====== Data for this exercise ======

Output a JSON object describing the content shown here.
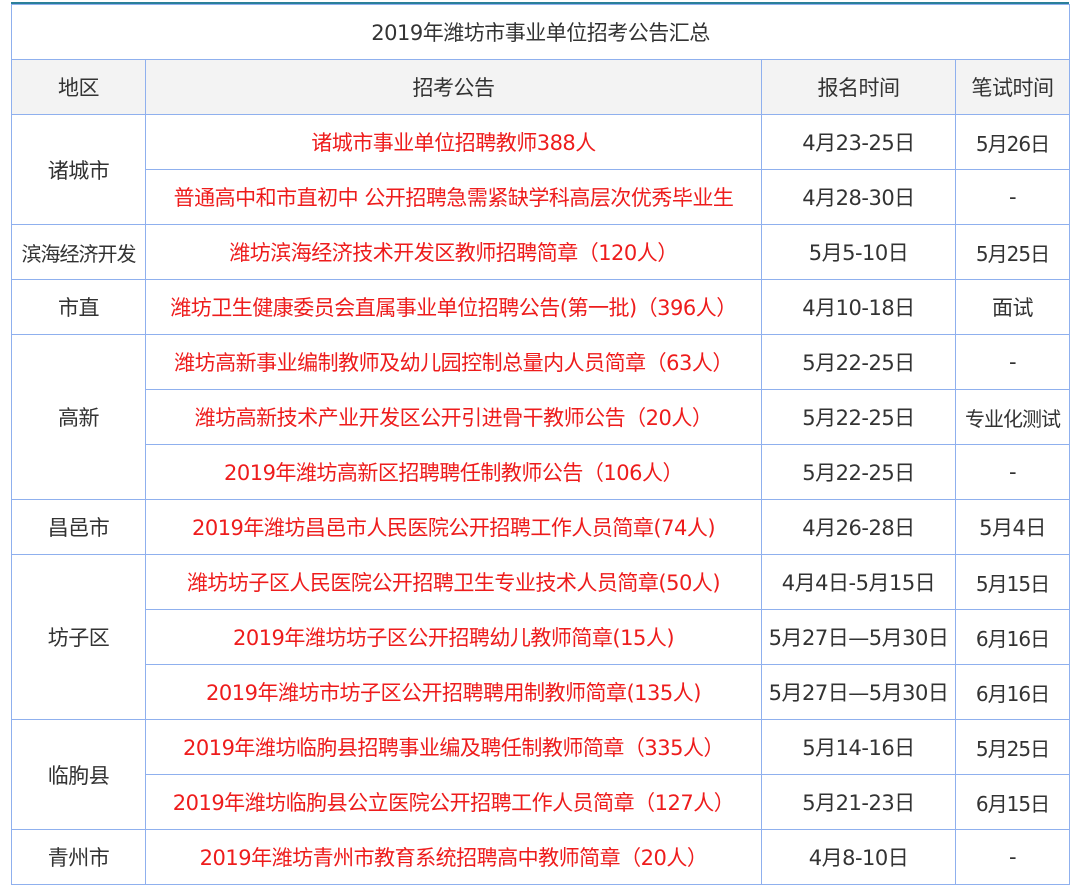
{
  "title": "2019年潍坊市事业单位招考公告汇总",
  "headers": [
    "地区",
    "招考公告",
    "报名时间",
    "笔试时间"
  ],
  "groups": [
    {
      "region": "诸城市",
      "rows": [
        {
          "notice": "诸城市事业单位招聘教师388人",
          "signup": "4月23-25日",
          "exam": "5月26日"
        },
        {
          "notice": "普通高中和市直初中 公开招聘急需紧缺学科高层次优秀毕业生",
          "signup": "4月28-30日",
          "exam": "-"
        }
      ]
    },
    {
      "region": "滨海经济开发",
      "rows": [
        {
          "notice": "潍坊滨海经济技术开发区教师招聘简章（120人）",
          "signup": "5月5-10日",
          "exam": "5月25日"
        }
      ]
    },
    {
      "region": "市直",
      "rows": [
        {
          "notice": "潍坊卫生健康委员会直属事业单位招聘公告(第一批)（396人）",
          "signup": "4月10-18日",
          "exam": "面试"
        }
      ]
    },
    {
      "region": "高新",
      "rows": [
        {
          "notice": "潍坊高新事业编制教师及幼儿园控制总量内人员简章（63人）",
          "signup": "5月22-25日",
          "exam": "-"
        },
        {
          "notice": "潍坊高新技术产业开发区公开引进骨干教师公告（20人）",
          "signup": "5月22-25日",
          "exam": "专业化测试"
        },
        {
          "notice": "2019年潍坊高新区招聘聘任制教师公告（106人）",
          "signup": "5月22-25日",
          "exam": "-"
        }
      ]
    },
    {
      "region": "昌邑市",
      "rows": [
        {
          "notice": "2019年潍坊昌邑市人民医院公开招聘工作人员简章(74人)",
          "signup": "4月26-28日",
          "exam": "5月4日"
        }
      ]
    },
    {
      "region": "坊子区",
      "rows": [
        {
          "notice": "潍坊坊子区人民医院公开招聘卫生专业技术人员简章(50人)",
          "signup": "4月4日-5月15日",
          "exam": "5月15日"
        },
        {
          "notice": "2019年潍坊坊子区公开招聘幼儿教师简章(15人)",
          "signup": "5月27日—5月30日",
          "exam": "6月16日"
        },
        {
          "notice": "2019年潍坊市坊子区公开招聘聘用制教师简章(135人)",
          "signup": "5月27日—5月30日",
          "exam": "6月16日"
        }
      ]
    },
    {
      "region": "临朐县",
      "rows": [
        {
          "notice": "2019年潍坊临朐县招聘事业编及聘任制教师简章（335人）",
          "signup": "5月14-16日",
          "exam": "5月25日"
        },
        {
          "notice": "2019年潍坊临朐县公立医院公开招聘工作人员简章（127人）",
          "signup": "5月21-23日",
          "exam": "6月15日"
        }
      ]
    },
    {
      "region": "青州市",
      "rows": [
        {
          "notice": "2019年潍坊青州市教育系统招聘高中教师简章（20人）",
          "signup": "4月8-10日",
          "exam": "-"
        }
      ]
    }
  ],
  "colors": {
    "notice_text": "#ee1c1c",
    "border": "#8fb0ee",
    "header_bg": "#f3f3f3",
    "top_rule": "#2a7f9a"
  }
}
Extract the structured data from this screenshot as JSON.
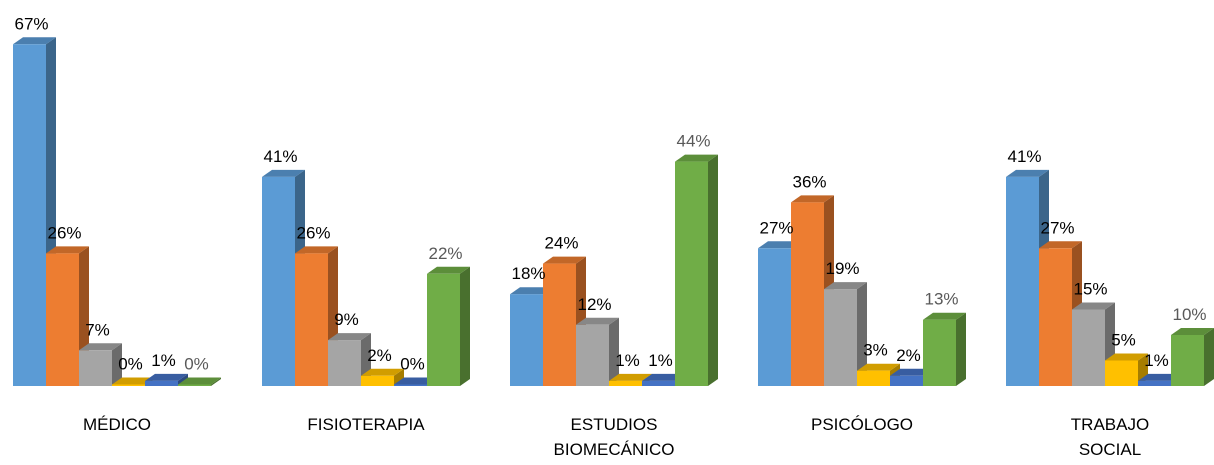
{
  "chart_data": {
    "type": "bar",
    "categories": [
      [
        "MÉDICO"
      ],
      [
        "FISIOTERAPIA"
      ],
      [
        "ESTUDIOS",
        "BIOMECÁNICO"
      ],
      [
        "PSICÓLOGO"
      ],
      [
        "TRABAJO",
        "SOCIAL"
      ]
    ],
    "series": [
      {
        "color": "#5b9bd5",
        "values": [
          67,
          41,
          18,
          27,
          41
        ]
      },
      {
        "color": "#ed7d31",
        "values": [
          26,
          26,
          24,
          36,
          27
        ]
      },
      {
        "color": "#a5a5a5",
        "values": [
          7,
          9,
          12,
          19,
          15
        ]
      },
      {
        "color": "#ffc000",
        "values": [
          0,
          2,
          1,
          3,
          5
        ]
      },
      {
        "color": "#4472c4",
        "values": [
          1,
          0,
          1,
          2,
          1
        ]
      },
      {
        "color": "#70ad47",
        "values": [
          0,
          22,
          44,
          13,
          10
        ]
      }
    ],
    "value_suffix": "%",
    "ylim": [
      0,
      70
    ],
    "grid": false,
    "legend": "none"
  }
}
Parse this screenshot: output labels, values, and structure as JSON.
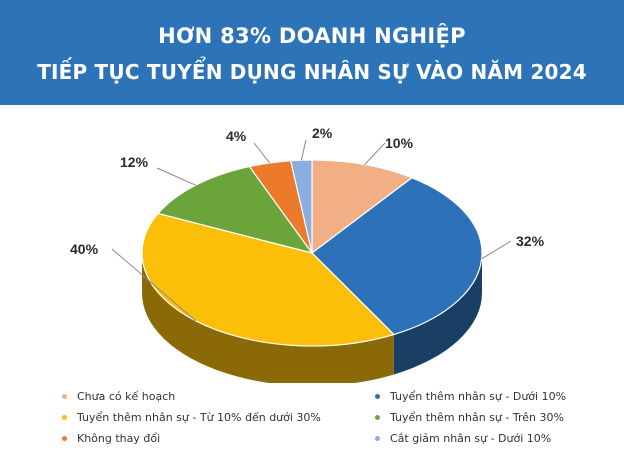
{
  "header": {
    "line1": "HƠN 83% DOANH NGHIỆP",
    "line2": "TIẾP TỤC TUYỂN DỤNG NHÂN SỰ VÀO NĂM 2024"
  },
  "chart_data": {
    "type": "pie",
    "style": "3d",
    "legend_position": "bottom",
    "series": [
      {
        "name": "Chưa có kế hoạch",
        "value": 10,
        "label": "10%",
        "color": "#f2ae84"
      },
      {
        "name": "Tuyển thêm nhân sự - Dưới 10%",
        "value": 32,
        "label": "32%",
        "color": "#2d72b8"
      },
      {
        "name": "Tuyển thêm nhân sự - Từ 10% đến dưới 30%",
        "value": 40,
        "label": "40%",
        "color": "#fbbf0a"
      },
      {
        "name": "Tuyển thêm nhân sự - Trên 30%",
        "value": 12,
        "label": "12%",
        "color": "#6aa43a"
      },
      {
        "name": "Không thay đổi",
        "value": 4,
        "label": "4%",
        "color": "#ec7a2b"
      },
      {
        "name": "Cắt giảm nhân sự - Dưới 10%",
        "value": 2,
        "label": "2%",
        "color": "#8aaee0"
      }
    ]
  }
}
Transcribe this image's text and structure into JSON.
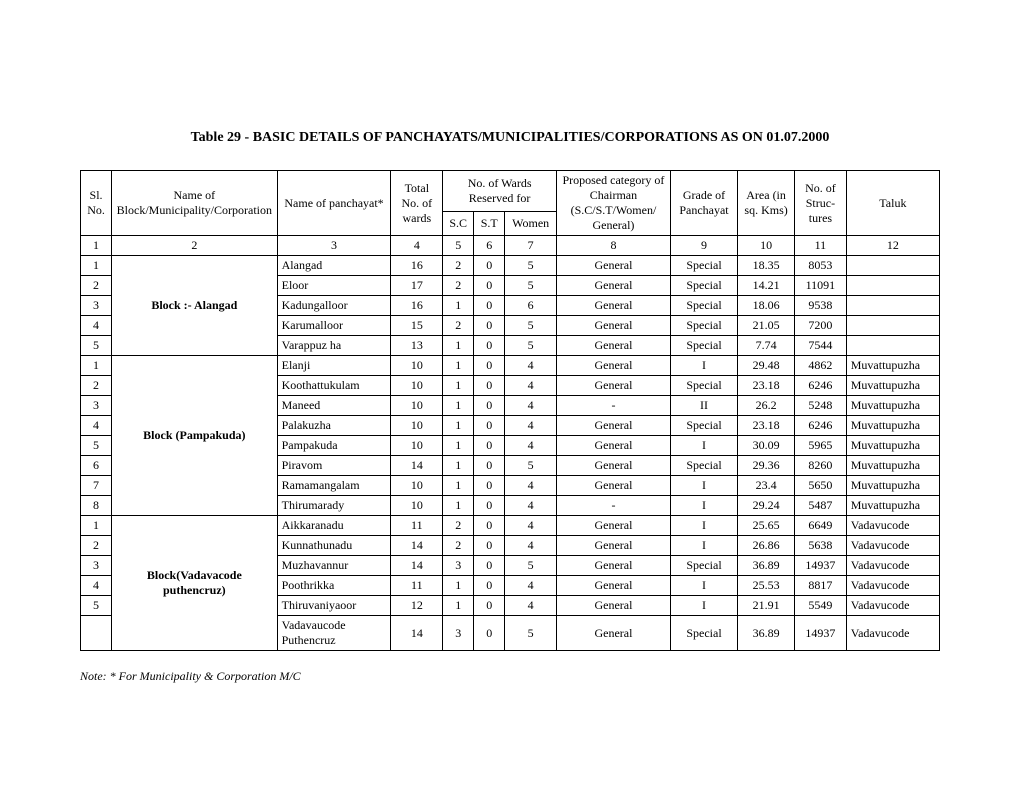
{
  "title": "Table 29 - BASIC DETAILS OF PANCHAYATS/MUNICIPALITIES/CORPORATIONS AS ON 01.07.2000",
  "note": "Note: * For Municipality & Corporation M/C",
  "header": {
    "sl": "Sl. No.",
    "block": "Name of Block/Municipality/Corporation",
    "panchayat": "Name of panchayat*",
    "total": "Total No. of wards",
    "reserved_group": "No. of Wards Reserved for",
    "sc": "S.C",
    "st": "S.T",
    "women": "Women",
    "proposed": "Proposed category of  Chairman (S.C/S.T/Women/ General)",
    "grade": "Grade of Panchayat",
    "area": "Area (in sq. Kms)",
    "struc": "No. of Struc- tures",
    "taluk": "Taluk"
  },
  "numrow": [
    "1",
    "2",
    "3",
    "4",
    "5",
    "6",
    "7",
    "8",
    "9",
    "10",
    "11",
    "12"
  ],
  "groups": [
    {
      "label": "Block :- Alangad",
      "bold": true,
      "rows": [
        {
          "sl": "1",
          "pan": "Alangad",
          "total": "16",
          "sc": "2",
          "st": "0",
          "women": "5",
          "prop": "General",
          "grade": "Special",
          "area": "18.35",
          "struc": "8053",
          "taluk": ""
        },
        {
          "sl": "2",
          "pan": "Eloor",
          "total": "17",
          "sc": "2",
          "st": "0",
          "women": "5",
          "prop": "General",
          "grade": "Special",
          "area": "14.21",
          "struc": "11091",
          "taluk": ""
        },
        {
          "sl": "3",
          "pan": "Kadungalloor",
          "total": "16",
          "sc": "1",
          "st": "0",
          "women": "6",
          "prop": "General",
          "grade": "Special",
          "area": "18.06",
          "struc": "9538",
          "taluk": ""
        },
        {
          "sl": "4",
          "pan": "Karumalloor",
          "total": "15",
          "sc": "2",
          "st": "0",
          "women": "5",
          "prop": "General",
          "grade": "Special",
          "area": "21.05",
          "struc": "7200",
          "taluk": ""
        },
        {
          "sl": "5",
          "pan": "Varappuz ha",
          "total": "13",
          "sc": "1",
          "st": "0",
          "women": "5",
          "prop": "General",
          "grade": "Special",
          "area": "7.74",
          "struc": "7544",
          "taluk": ""
        }
      ]
    },
    {
      "label": "Block (Pampakuda)",
      "bold": true,
      "rows": [
        {
          "sl": "1",
          "pan": "Elanji",
          "total": "10",
          "sc": "1",
          "st": "0",
          "women": "4",
          "prop": "General",
          "grade": "I",
          "area": "29.48",
          "struc": "4862",
          "taluk": "Muvattupuzha"
        },
        {
          "sl": "2",
          "pan": "Koothattukulam",
          "total": "10",
          "sc": "1",
          "st": "0",
          "women": "4",
          "prop": "General",
          "grade": "Special",
          "area": "23.18",
          "struc": "6246",
          "taluk": "Muvattupuzha"
        },
        {
          "sl": "3",
          "pan": "Maneed",
          "total": "10",
          "sc": "1",
          "st": "0",
          "women": "4",
          "prop": "-",
          "grade": "II",
          "area": "26.2",
          "struc": "5248",
          "taluk": "Muvattupuzha"
        },
        {
          "sl": "4",
          "pan": "Palakuzha",
          "total": "10",
          "sc": "1",
          "st": "0",
          "women": "4",
          "prop": "General",
          "grade": "Special",
          "area": "23.18",
          "struc": "6246",
          "taluk": "Muvattupuzha"
        },
        {
          "sl": "5",
          "pan": "Pampakuda",
          "total": "10",
          "sc": "1",
          "st": "0",
          "women": "4",
          "prop": "General",
          "grade": "I",
          "area": "30.09",
          "struc": "5965",
          "taluk": "Muvattupuzha"
        },
        {
          "sl": "6",
          "pan": "Piravom",
          "total": "14",
          "sc": "1",
          "st": "0",
          "women": "5",
          "prop": "General",
          "grade": "Special",
          "area": "29.36",
          "struc": "8260",
          "taluk": "Muvattupuzha"
        },
        {
          "sl": "7",
          "pan": "Ramamangalam",
          "total": "10",
          "sc": "1",
          "st": "0",
          "women": "4",
          "prop": "General",
          "grade": "I",
          "area": "23.4",
          "struc": "5650",
          "taluk": "Muvattupuzha"
        },
        {
          "sl": "8",
          "pan": "Thirumarady",
          "total": "10",
          "sc": "1",
          "st": "0",
          "women": "4",
          "prop": "-",
          "grade": "I",
          "area": "29.24",
          "struc": "5487",
          "taluk": "Muvattupuzha"
        }
      ]
    },
    {
      "label": "Block(Vadavacode puthencruz)",
      "bold": true,
      "rows": [
        {
          "sl": "1",
          "pan": "Aikkaranadu",
          "total": "11",
          "sc": "2",
          "st": "0",
          "women": "4",
          "prop": "General",
          "grade": "I",
          "area": "25.65",
          "struc": "6649",
          "taluk": "Vadavucode"
        },
        {
          "sl": "2",
          "pan": "Kunnathunadu",
          "total": "14",
          "sc": "2",
          "st": "0",
          "women": "4",
          "prop": "General",
          "grade": "I",
          "area": "26.86",
          "struc": "5638",
          "taluk": "Vadavucode"
        },
        {
          "sl": "3",
          "pan": "Muzhavannur",
          "total": "14",
          "sc": "3",
          "st": "0",
          "women": "5",
          "prop": "General",
          "grade": "Special",
          "area": "36.89",
          "struc": "14937",
          "taluk": "Vadavucode"
        },
        {
          "sl": "4",
          "pan": "Poothrikka",
          "total": "11",
          "sc": "1",
          "st": "0",
          "women": "4",
          "prop": "General",
          "grade": "I",
          "area": "25.53",
          "struc": "8817",
          "taluk": "Vadavucode"
        },
        {
          "sl": "5",
          "pan": "Thiruvaniyaoor",
          "total": "12",
          "sc": "1",
          "st": "0",
          "women": "4",
          "prop": "General",
          "grade": "I",
          "area": "21.91",
          "struc": "5549",
          "taluk": "Vadavucode"
        },
        {
          "sl": "",
          "pan": "Vadavaucode Puthencruz",
          "total": "14",
          "sc": "3",
          "st": "0",
          "women": "5",
          "prop": "General",
          "grade": "Special",
          "area": "36.89",
          "struc": "14937",
          "taluk": "Vadavucode"
        }
      ]
    }
  ]
}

======

_Directions_
Read the data above and pull out each line that holds the string "Pampakuda".

_Response to the exercise_
      "label": "Block (Pampakuda)",
          "pan": "Pampakuda",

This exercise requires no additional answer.